OBJECTIVE: Output each entry that follows exactly. Images stay out.

TASK INPUT:
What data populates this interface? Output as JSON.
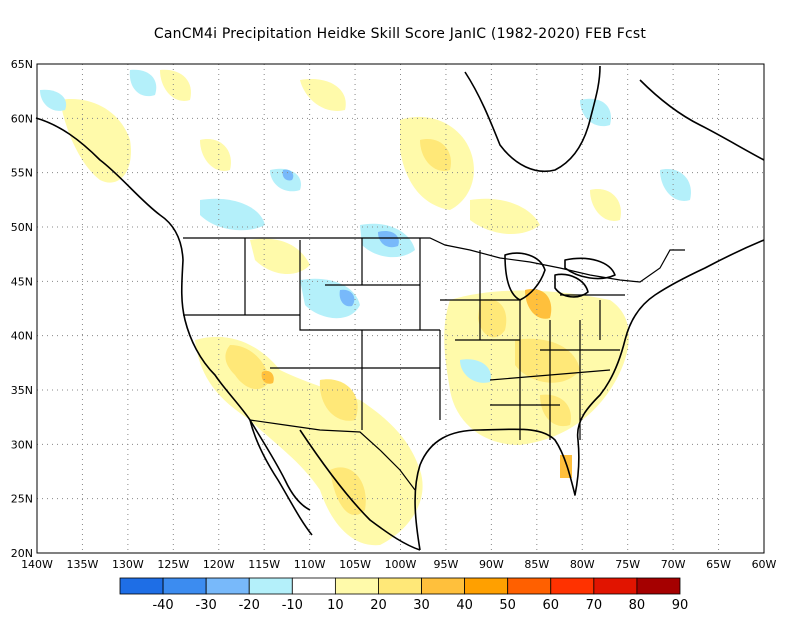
{
  "title": "CanCM4i  Precipitation Heidke Skill Score JanIC (1982-2020) FEB Fcst",
  "map": {
    "lon_labels": [
      "140W",
      "135W",
      "130W",
      "125W",
      "120W",
      "115W",
      "110W",
      "105W",
      "100W",
      "95W",
      "90W",
      "85W",
      "80W",
      "75W",
      "70W",
      "65W",
      "60W"
    ],
    "lat_labels": [
      "65N",
      "60N",
      "55N",
      "50N",
      "45N",
      "40N",
      "35N",
      "30N",
      "25N",
      "20N"
    ],
    "lon_range": [
      -140,
      -60
    ],
    "lat_range": [
      20,
      65
    ],
    "gridlines": "dotted"
  },
  "colorbar": {
    "labels": [
      "-40",
      "-30",
      "-20",
      "-10",
      "10",
      "20",
      "30",
      "40",
      "50",
      "60",
      "70",
      "80",
      "90"
    ],
    "colors": [
      "#1e6ee6",
      "#3c8cf0",
      "#78b9fa",
      "#b4f0fa",
      "#ffffff",
      "#fffaaa",
      "#ffe878",
      "#ffc03c",
      "#ffa000",
      "#ff6000",
      "#ff3200",
      "#e11400",
      "#a50000"
    ]
  }
}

SOLVED PROBLEM:
What data populates this interface? Output as JSON.
{
  "title": "CanCM4i  Precipitation Heidke Skill Score JanIC (1982-2020) FEB Fcst",
  "map": {
    "lon_labels": [
      "140W",
      "135W",
      "130W",
      "125W",
      "120W",
      "115W",
      "110W",
      "105W",
      "100W",
      "95W",
      "90W",
      "85W",
      "80W",
      "75W",
      "70W",
      "65W",
      "60W"
    ],
    "lat_labels": [
      "65N",
      "60N",
      "55N",
      "50N",
      "45N",
      "40N",
      "35N",
      "30N",
      "25N",
      "20N"
    ],
    "lon_range": [
      -140,
      -60
    ],
    "lat_range": [
      20,
      65
    ],
    "gridlines": "dotted"
  },
  "colorbar": {
    "labels": [
      "-40",
      "-30",
      "-20",
      "-10",
      "10",
      "20",
      "30",
      "40",
      "50",
      "60",
      "70",
      "80",
      "90"
    ],
    "colors": [
      "#1e6ee6",
      "#3c8cf0",
      "#78b9fa",
      "#b4f0fa",
      "#ffffff",
      "#fffaaa",
      "#ffe878",
      "#ffc03c",
      "#ffa000",
      "#ff6000",
      "#ff3200",
      "#e11400",
      "#a50000"
    ]
  }
}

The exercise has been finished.